(Written problem)
Write out all the material exactly. Leave nothing out.
--- --- ---
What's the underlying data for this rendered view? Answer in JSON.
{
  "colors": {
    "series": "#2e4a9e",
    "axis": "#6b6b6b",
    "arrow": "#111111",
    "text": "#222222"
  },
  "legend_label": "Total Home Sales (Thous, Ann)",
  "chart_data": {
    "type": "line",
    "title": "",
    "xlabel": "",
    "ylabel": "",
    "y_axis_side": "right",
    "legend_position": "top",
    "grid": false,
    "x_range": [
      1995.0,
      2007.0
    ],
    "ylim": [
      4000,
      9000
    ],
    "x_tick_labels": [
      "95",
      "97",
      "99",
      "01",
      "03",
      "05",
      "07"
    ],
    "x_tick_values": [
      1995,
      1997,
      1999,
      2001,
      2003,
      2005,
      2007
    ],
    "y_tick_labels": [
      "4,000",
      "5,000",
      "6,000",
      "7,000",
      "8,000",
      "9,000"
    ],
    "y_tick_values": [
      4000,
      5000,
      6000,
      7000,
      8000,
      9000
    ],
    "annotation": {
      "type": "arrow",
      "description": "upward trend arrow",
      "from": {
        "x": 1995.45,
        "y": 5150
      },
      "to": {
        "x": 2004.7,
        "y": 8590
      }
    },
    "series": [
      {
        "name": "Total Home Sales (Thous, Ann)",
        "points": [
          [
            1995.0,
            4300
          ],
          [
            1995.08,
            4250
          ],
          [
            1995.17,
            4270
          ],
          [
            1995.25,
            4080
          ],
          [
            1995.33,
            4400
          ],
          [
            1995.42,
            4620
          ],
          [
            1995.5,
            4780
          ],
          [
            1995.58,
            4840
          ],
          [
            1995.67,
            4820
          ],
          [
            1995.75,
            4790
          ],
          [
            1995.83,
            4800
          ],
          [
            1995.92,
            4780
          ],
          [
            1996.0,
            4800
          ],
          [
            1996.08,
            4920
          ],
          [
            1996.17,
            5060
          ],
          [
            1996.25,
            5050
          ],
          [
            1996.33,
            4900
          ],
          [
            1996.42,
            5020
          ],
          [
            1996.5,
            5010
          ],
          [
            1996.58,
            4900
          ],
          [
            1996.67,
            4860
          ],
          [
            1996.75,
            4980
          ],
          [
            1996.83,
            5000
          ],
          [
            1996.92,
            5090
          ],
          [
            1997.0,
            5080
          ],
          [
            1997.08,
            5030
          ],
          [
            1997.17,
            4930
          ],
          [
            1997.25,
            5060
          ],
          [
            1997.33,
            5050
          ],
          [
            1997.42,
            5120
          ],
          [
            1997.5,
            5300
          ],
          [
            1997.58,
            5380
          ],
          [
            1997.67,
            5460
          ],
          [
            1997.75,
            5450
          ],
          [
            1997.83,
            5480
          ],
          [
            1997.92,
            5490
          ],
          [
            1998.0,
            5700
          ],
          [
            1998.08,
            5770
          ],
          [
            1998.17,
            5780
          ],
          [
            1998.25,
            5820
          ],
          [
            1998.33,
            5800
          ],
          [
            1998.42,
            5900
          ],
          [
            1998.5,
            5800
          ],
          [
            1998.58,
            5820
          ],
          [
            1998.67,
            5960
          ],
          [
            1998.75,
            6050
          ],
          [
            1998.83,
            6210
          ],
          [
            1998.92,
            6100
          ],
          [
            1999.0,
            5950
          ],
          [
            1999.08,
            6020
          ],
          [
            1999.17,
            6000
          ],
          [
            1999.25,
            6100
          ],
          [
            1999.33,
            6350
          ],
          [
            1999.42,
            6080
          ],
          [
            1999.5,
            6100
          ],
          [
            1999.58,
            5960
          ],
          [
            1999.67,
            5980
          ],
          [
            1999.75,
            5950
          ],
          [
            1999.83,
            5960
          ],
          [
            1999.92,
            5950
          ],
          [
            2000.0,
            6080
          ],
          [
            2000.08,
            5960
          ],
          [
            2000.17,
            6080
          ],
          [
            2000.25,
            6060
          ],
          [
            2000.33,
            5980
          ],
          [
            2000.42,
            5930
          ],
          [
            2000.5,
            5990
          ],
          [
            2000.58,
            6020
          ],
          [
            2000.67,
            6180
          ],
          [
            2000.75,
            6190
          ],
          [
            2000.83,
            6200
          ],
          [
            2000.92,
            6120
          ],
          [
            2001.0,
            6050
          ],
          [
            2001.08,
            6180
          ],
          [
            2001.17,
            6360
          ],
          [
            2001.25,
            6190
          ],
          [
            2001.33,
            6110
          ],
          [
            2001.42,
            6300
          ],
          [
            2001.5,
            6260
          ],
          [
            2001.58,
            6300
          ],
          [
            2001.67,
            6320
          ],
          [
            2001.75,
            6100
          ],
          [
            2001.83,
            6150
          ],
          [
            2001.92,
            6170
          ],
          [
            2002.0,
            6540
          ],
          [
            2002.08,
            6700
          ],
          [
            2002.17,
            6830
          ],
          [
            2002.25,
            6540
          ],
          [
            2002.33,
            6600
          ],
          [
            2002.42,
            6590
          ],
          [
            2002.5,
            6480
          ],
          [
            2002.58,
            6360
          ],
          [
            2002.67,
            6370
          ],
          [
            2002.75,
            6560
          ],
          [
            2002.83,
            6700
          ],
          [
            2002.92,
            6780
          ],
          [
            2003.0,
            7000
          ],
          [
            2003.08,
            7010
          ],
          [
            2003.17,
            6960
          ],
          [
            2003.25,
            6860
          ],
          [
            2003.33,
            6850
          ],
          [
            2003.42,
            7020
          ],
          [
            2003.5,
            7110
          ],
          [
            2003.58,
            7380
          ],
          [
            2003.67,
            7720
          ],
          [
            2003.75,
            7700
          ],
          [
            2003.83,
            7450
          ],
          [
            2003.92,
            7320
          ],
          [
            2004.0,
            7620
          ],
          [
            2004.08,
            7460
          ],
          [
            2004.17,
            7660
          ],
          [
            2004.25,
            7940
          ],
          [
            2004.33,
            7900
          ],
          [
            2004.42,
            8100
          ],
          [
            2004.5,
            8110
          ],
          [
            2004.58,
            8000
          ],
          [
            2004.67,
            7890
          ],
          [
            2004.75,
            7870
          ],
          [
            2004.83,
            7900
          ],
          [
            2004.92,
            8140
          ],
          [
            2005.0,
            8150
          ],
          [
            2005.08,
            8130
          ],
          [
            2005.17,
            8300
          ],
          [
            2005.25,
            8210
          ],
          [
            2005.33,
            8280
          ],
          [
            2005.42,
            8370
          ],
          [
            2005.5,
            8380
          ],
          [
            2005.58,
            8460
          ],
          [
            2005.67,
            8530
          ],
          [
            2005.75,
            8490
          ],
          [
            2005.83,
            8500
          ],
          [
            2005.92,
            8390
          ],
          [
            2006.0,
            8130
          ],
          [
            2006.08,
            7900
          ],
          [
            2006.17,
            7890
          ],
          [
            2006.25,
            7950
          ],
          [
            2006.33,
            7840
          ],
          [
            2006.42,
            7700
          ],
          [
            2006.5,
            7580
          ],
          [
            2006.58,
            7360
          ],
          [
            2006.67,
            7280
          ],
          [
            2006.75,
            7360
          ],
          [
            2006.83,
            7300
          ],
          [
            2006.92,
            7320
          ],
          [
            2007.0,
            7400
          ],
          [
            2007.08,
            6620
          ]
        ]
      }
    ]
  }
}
--- --- ---
(Complete response)
What's the underlying data for this rendered view? Answer in JSON.
{
  "colors": {
    "series": "#2e4a9e",
    "axis": "#6b6b6b",
    "arrow": "#111111",
    "text": "#222222"
  },
  "legend_label": "Total Home Sales (Thous, Ann)",
  "chart_data": {
    "type": "line",
    "title": "",
    "xlabel": "",
    "ylabel": "",
    "y_axis_side": "right",
    "legend_position": "top",
    "grid": false,
    "x_range": [
      1995.0,
      2007.0
    ],
    "ylim": [
      4000,
      9000
    ],
    "x_tick_labels": [
      "95",
      "97",
      "99",
      "01",
      "03",
      "05",
      "07"
    ],
    "x_tick_values": [
      1995,
      1997,
      1999,
      2001,
      2003,
      2005,
      2007
    ],
    "y_tick_labels": [
      "4,000",
      "5,000",
      "6,000",
      "7,000",
      "8,000",
      "9,000"
    ],
    "y_tick_values": [
      4000,
      5000,
      6000,
      7000,
      8000,
      9000
    ],
    "annotation": {
      "type": "arrow",
      "description": "upward trend arrow",
      "from": {
        "x": 1995.45,
        "y": 5150
      },
      "to": {
        "x": 2004.7,
        "y": 8590
      }
    },
    "series": [
      {
        "name": "Total Home Sales (Thous, Ann)",
        "points": [
          [
            1995.0,
            4300
          ],
          [
            1995.08,
            4250
          ],
          [
            1995.17,
            4270
          ],
          [
            1995.25,
            4080
          ],
          [
            1995.33,
            4400
          ],
          [
            1995.42,
            4620
          ],
          [
            1995.5,
            4780
          ],
          [
            1995.58,
            4840
          ],
          [
            1995.67,
            4820
          ],
          [
            1995.75,
            4790
          ],
          [
            1995.83,
            4800
          ],
          [
            1995.92,
            4780
          ],
          [
            1996.0,
            4800
          ],
          [
            1996.08,
            4920
          ],
          [
            1996.17,
            5060
          ],
          [
            1996.25,
            5050
          ],
          [
            1996.33,
            4900
          ],
          [
            1996.42,
            5020
          ],
          [
            1996.5,
            5010
          ],
          [
            1996.58,
            4900
          ],
          [
            1996.67,
            4860
          ],
          [
            1996.75,
            4980
          ],
          [
            1996.83,
            5000
          ],
          [
            1996.92,
            5090
          ],
          [
            1997.0,
            5080
          ],
          [
            1997.08,
            5030
          ],
          [
            1997.17,
            4930
          ],
          [
            1997.25,
            5060
          ],
          [
            1997.33,
            5050
          ],
          [
            1997.42,
            5120
          ],
          [
            1997.5,
            5300
          ],
          [
            1997.58,
            5380
          ],
          [
            1997.67,
            5460
          ],
          [
            1997.75,
            5450
          ],
          [
            1997.83,
            5480
          ],
          [
            1997.92,
            5490
          ],
          [
            1998.0,
            5700
          ],
          [
            1998.08,
            5770
          ],
          [
            1998.17,
            5780
          ],
          [
            1998.25,
            5820
          ],
          [
            1998.33,
            5800
          ],
          [
            1998.42,
            5900
          ],
          [
            1998.5,
            5800
          ],
          [
            1998.58,
            5820
          ],
          [
            1998.67,
            5960
          ],
          [
            1998.75,
            6050
          ],
          [
            1998.83,
            6210
          ],
          [
            1998.92,
            6100
          ],
          [
            1999.0,
            5950
          ],
          [
            1999.08,
            6020
          ],
          [
            1999.17,
            6000
          ],
          [
            1999.25,
            6100
          ],
          [
            1999.33,
            6350
          ],
          [
            1999.42,
            6080
          ],
          [
            1999.5,
            6100
          ],
          [
            1999.58,
            5960
          ],
          [
            1999.67,
            5980
          ],
          [
            1999.75,
            5950
          ],
          [
            1999.83,
            5960
          ],
          [
            1999.92,
            5950
          ],
          [
            2000.0,
            6080
          ],
          [
            2000.08,
            5960
          ],
          [
            2000.17,
            6080
          ],
          [
            2000.25,
            6060
          ],
          [
            2000.33,
            5980
          ],
          [
            2000.42,
            5930
          ],
          [
            2000.5,
            5990
          ],
          [
            2000.58,
            6020
          ],
          [
            2000.67,
            6180
          ],
          [
            2000.75,
            6190
          ],
          [
            2000.83,
            6200
          ],
          [
            2000.92,
            6120
          ],
          [
            2001.0,
            6050
          ],
          [
            2001.08,
            6180
          ],
          [
            2001.17,
            6360
          ],
          [
            2001.25,
            6190
          ],
          [
            2001.33,
            6110
          ],
          [
            2001.42,
            6300
          ],
          [
            2001.5,
            6260
          ],
          [
            2001.58,
            6300
          ],
          [
            2001.67,
            6320
          ],
          [
            2001.75,
            6100
          ],
          [
            2001.83,
            6150
          ],
          [
            2001.92,
            6170
          ],
          [
            2002.0,
            6540
          ],
          [
            2002.08,
            6700
          ],
          [
            2002.17,
            6830
          ],
          [
            2002.25,
            6540
          ],
          [
            2002.33,
            6600
          ],
          [
            2002.42,
            6590
          ],
          [
            2002.5,
            6480
          ],
          [
            2002.58,
            6360
          ],
          [
            2002.67,
            6370
          ],
          [
            2002.75,
            6560
          ],
          [
            2002.83,
            6700
          ],
          [
            2002.92,
            6780
          ],
          [
            2003.0,
            7000
          ],
          [
            2003.08,
            7010
          ],
          [
            2003.17,
            6960
          ],
          [
            2003.25,
            6860
          ],
          [
            2003.33,
            6850
          ],
          [
            2003.42,
            7020
          ],
          [
            2003.5,
            7110
          ],
          [
            2003.58,
            7380
          ],
          [
            2003.67,
            7720
          ],
          [
            2003.75,
            7700
          ],
          [
            2003.83,
            7450
          ],
          [
            2003.92,
            7320
          ],
          [
            2004.0,
            7620
          ],
          [
            2004.08,
            7460
          ],
          [
            2004.17,
            7660
          ],
          [
            2004.25,
            7940
          ],
          [
            2004.33,
            7900
          ],
          [
            2004.42,
            8100
          ],
          [
            2004.5,
            8110
          ],
          [
            2004.58,
            8000
          ],
          [
            2004.67,
            7890
          ],
          [
            2004.75,
            7870
          ],
          [
            2004.83,
            7900
          ],
          [
            2004.92,
            8140
          ],
          [
            2005.0,
            8150
          ],
          [
            2005.08,
            8130
          ],
          [
            2005.17,
            8300
          ],
          [
            2005.25,
            8210
          ],
          [
            2005.33,
            8280
          ],
          [
            2005.42,
            8370
          ],
          [
            2005.5,
            8380
          ],
          [
            2005.58,
            8460
          ],
          [
            2005.67,
            8530
          ],
          [
            2005.75,
            8490
          ],
          [
            2005.83,
            8500
          ],
          [
            2005.92,
            8390
          ],
          [
            2006.0,
            8130
          ],
          [
            2006.08,
            7900
          ],
          [
            2006.17,
            7890
          ],
          [
            2006.25,
            7950
          ],
          [
            2006.33,
            7840
          ],
          [
            2006.42,
            7700
          ],
          [
            2006.5,
            7580
          ],
          [
            2006.58,
            7360
          ],
          [
            2006.67,
            7280
          ],
          [
            2006.75,
            7360
          ],
          [
            2006.83,
            7300
          ],
          [
            2006.92,
            7320
          ],
          [
            2007.0,
            7400
          ],
          [
            2007.08,
            6620
          ]
        ]
      }
    ]
  }
}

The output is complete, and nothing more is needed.